Task to complete:
Update the items below, starting at the line containing "List every element" and ending at the line containing "piece-black-士-f5r9[interactable]: 士: [161, 164, 178, 181]", by replacing "bounding box" with "bounding rectangle" and leaving everything else as it is. Leave the pictures out of your answer.

Material for this exercise:
━━━━━━━━━━

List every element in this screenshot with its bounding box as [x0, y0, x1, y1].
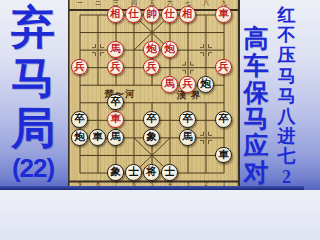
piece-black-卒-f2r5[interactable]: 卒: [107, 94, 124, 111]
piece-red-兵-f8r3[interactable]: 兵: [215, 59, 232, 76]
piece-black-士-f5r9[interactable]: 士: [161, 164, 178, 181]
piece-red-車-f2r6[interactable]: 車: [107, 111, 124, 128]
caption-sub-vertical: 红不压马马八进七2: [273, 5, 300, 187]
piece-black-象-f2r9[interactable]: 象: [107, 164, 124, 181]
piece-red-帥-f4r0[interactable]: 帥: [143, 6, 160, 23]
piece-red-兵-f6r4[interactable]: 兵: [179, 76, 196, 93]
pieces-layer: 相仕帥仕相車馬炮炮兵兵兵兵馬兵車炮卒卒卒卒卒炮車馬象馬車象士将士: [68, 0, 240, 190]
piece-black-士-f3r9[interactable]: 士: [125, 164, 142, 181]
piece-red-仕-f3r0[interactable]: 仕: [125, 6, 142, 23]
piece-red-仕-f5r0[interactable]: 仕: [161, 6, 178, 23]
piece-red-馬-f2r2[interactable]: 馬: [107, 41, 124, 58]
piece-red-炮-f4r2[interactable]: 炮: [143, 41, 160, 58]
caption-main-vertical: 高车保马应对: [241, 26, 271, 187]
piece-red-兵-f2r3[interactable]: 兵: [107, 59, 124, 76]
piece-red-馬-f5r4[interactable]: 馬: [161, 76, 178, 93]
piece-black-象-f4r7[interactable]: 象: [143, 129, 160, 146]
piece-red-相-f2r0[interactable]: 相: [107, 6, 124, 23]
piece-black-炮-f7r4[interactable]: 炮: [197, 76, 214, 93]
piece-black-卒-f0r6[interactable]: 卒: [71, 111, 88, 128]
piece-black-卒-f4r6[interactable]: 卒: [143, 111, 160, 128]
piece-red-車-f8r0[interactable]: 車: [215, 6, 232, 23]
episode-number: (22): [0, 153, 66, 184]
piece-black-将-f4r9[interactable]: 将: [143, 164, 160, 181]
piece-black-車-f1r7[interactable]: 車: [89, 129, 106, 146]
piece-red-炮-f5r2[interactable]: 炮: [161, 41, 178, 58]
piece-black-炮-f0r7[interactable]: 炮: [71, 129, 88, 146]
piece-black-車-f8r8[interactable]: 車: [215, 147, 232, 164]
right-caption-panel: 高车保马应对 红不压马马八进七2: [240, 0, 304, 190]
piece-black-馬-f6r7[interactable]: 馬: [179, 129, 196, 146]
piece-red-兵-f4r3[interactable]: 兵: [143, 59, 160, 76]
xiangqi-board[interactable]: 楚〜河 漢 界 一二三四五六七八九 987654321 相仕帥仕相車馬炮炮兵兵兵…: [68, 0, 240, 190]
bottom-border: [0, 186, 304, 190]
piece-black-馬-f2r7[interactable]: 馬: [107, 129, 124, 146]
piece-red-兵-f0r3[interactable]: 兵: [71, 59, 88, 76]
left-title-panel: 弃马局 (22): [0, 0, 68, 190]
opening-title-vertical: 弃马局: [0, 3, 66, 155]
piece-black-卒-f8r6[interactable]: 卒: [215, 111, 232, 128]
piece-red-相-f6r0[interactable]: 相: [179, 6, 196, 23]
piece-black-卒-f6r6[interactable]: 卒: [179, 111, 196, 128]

━━━━━━━━━━

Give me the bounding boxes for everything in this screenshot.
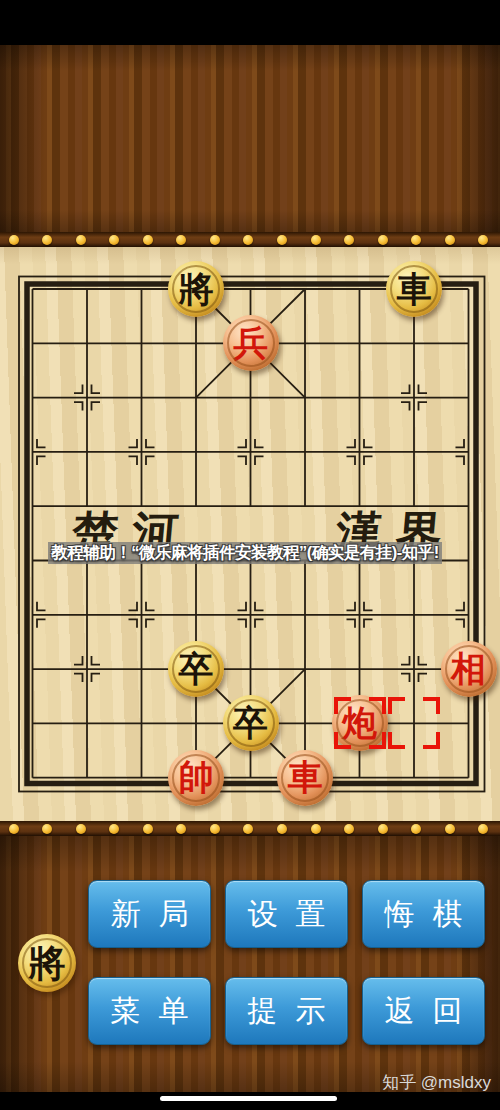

━━━━━━━━━━

Final answer:
List every element in this screenshot with its bounding rectangle as [x0, y0, x1, y1].
piece-black-卒-f2r5[interactable]: 卒: [107, 94, 124, 111]
piece-red-兵-f8r3[interactable]: 兵: [215, 59, 232, 76]
piece-black-士-f5r9[interactable]: 士: [161, 164, 178, 181]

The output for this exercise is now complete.